**Written exercise**
The data below should be printed in full, exactly, and without any of its images.

**Source material**
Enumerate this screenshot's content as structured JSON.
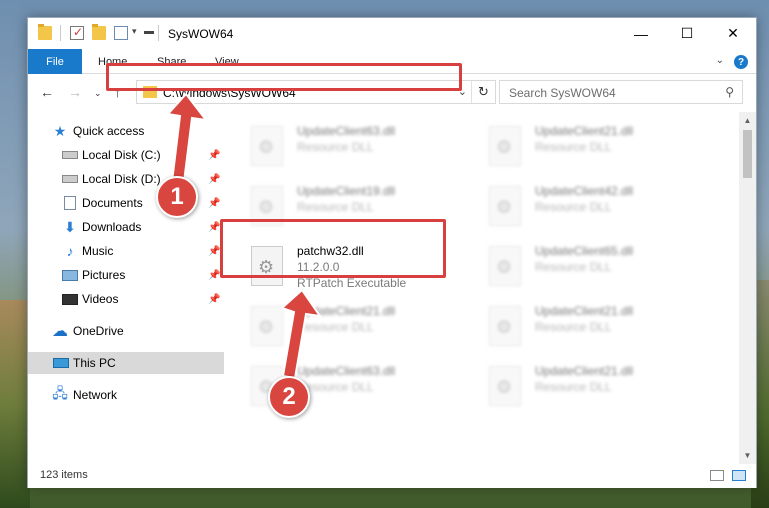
{
  "window": {
    "title": "SysWOW64"
  },
  "ribbon": {
    "file_label": "File",
    "tabs": [
      "Home",
      "Share",
      "View"
    ]
  },
  "address": {
    "path": "C:\\Windows\\SysWOW64"
  },
  "search": {
    "placeholder": "Search SysWOW64"
  },
  "sidebar": {
    "quick_access": "Quick access",
    "items": [
      {
        "label": "Local Disk (C:)",
        "icon": "disk-icon"
      },
      {
        "label": "Local Disk (D:)",
        "icon": "disk-icon"
      },
      {
        "label": "Documents",
        "icon": "documents-icon"
      },
      {
        "label": "Downloads",
        "icon": "downloads-icon"
      },
      {
        "label": "Music",
        "icon": "music-icon"
      },
      {
        "label": "Pictures",
        "icon": "pictures-icon"
      },
      {
        "label": "Videos",
        "icon": "videos-icon"
      }
    ],
    "onedrive": "OneDrive",
    "this_pc": "This PC",
    "network": "Network"
  },
  "files": {
    "left": [
      {
        "name": "UpdateClient63.dll",
        "desc": "Resource DLL"
      },
      {
        "name": "UpdateClient19.dll",
        "desc": "Resource DLL"
      },
      {
        "name": "patchw32.dll",
        "version": "11.2.0.0",
        "desc": "RTPatch Executable"
      },
      {
        "name": "UpdateClient21.dll",
        "desc": "Resource DLL"
      },
      {
        "name": "UpdateClient63.dll",
        "desc": "Resource DLL"
      }
    ],
    "right": [
      {
        "name": "UpdateClient21.dll",
        "desc": "Resource DLL"
      },
      {
        "name": "UpdateClient42.dll",
        "desc": "Resource DLL"
      },
      {
        "name": "UpdateClient65.dll",
        "desc": "Resource DLL"
      },
      {
        "name": "UpdateClient21.dll",
        "desc": "Resource DLL"
      },
      {
        "name": "UpdateClient21.dll",
        "desc": "Resource DLL"
      }
    ]
  },
  "status": {
    "items_count": "123 items"
  },
  "callouts": [
    "1",
    "2"
  ],
  "colors": {
    "accent": "#1979ca",
    "highlight": "#d83f3f",
    "selected": "#d9d9d9"
  }
}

**Response to the task**
Enumerate this screenshot's content as structured JSON.
{
  "window": {
    "title": "SysWOW64"
  },
  "ribbon": {
    "file_label": "File",
    "tabs": [
      "Home",
      "Share",
      "View"
    ]
  },
  "address": {
    "path": "C:\\Windows\\SysWOW64"
  },
  "search": {
    "placeholder": "Search SysWOW64"
  },
  "sidebar": {
    "quick_access": "Quick access",
    "items": [
      {
        "label": "Local Disk (C:)",
        "icon": "disk-icon"
      },
      {
        "label": "Local Disk (D:)",
        "icon": "disk-icon"
      },
      {
        "label": "Documents",
        "icon": "documents-icon"
      },
      {
        "label": "Downloads",
        "icon": "downloads-icon"
      },
      {
        "label": "Music",
        "icon": "music-icon"
      },
      {
        "label": "Pictures",
        "icon": "pictures-icon"
      },
      {
        "label": "Videos",
        "icon": "videos-icon"
      }
    ],
    "onedrive": "OneDrive",
    "this_pc": "This PC",
    "network": "Network"
  },
  "files": {
    "left": [
      {
        "name": "UpdateClient63.dll",
        "desc": "Resource DLL"
      },
      {
        "name": "UpdateClient19.dll",
        "desc": "Resource DLL"
      },
      {
        "name": "patchw32.dll",
        "version": "11.2.0.0",
        "desc": "RTPatch Executable"
      },
      {
        "name": "UpdateClient21.dll",
        "desc": "Resource DLL"
      },
      {
        "name": "UpdateClient63.dll",
        "desc": "Resource DLL"
      }
    ],
    "right": [
      {
        "name": "UpdateClient21.dll",
        "desc": "Resource DLL"
      },
      {
        "name": "UpdateClient42.dll",
        "desc": "Resource DLL"
      },
      {
        "name": "UpdateClient65.dll",
        "desc": "Resource DLL"
      },
      {
        "name": "UpdateClient21.dll",
        "desc": "Resource DLL"
      },
      {
        "name": "UpdateClient21.dll",
        "desc": "Resource DLL"
      }
    ]
  },
  "status": {
    "items_count": "123 items"
  },
  "callouts": [
    "1",
    "2"
  ],
  "colors": {
    "accent": "#1979ca",
    "highlight": "#d83f3f",
    "selected": "#d9d9d9"
  }
}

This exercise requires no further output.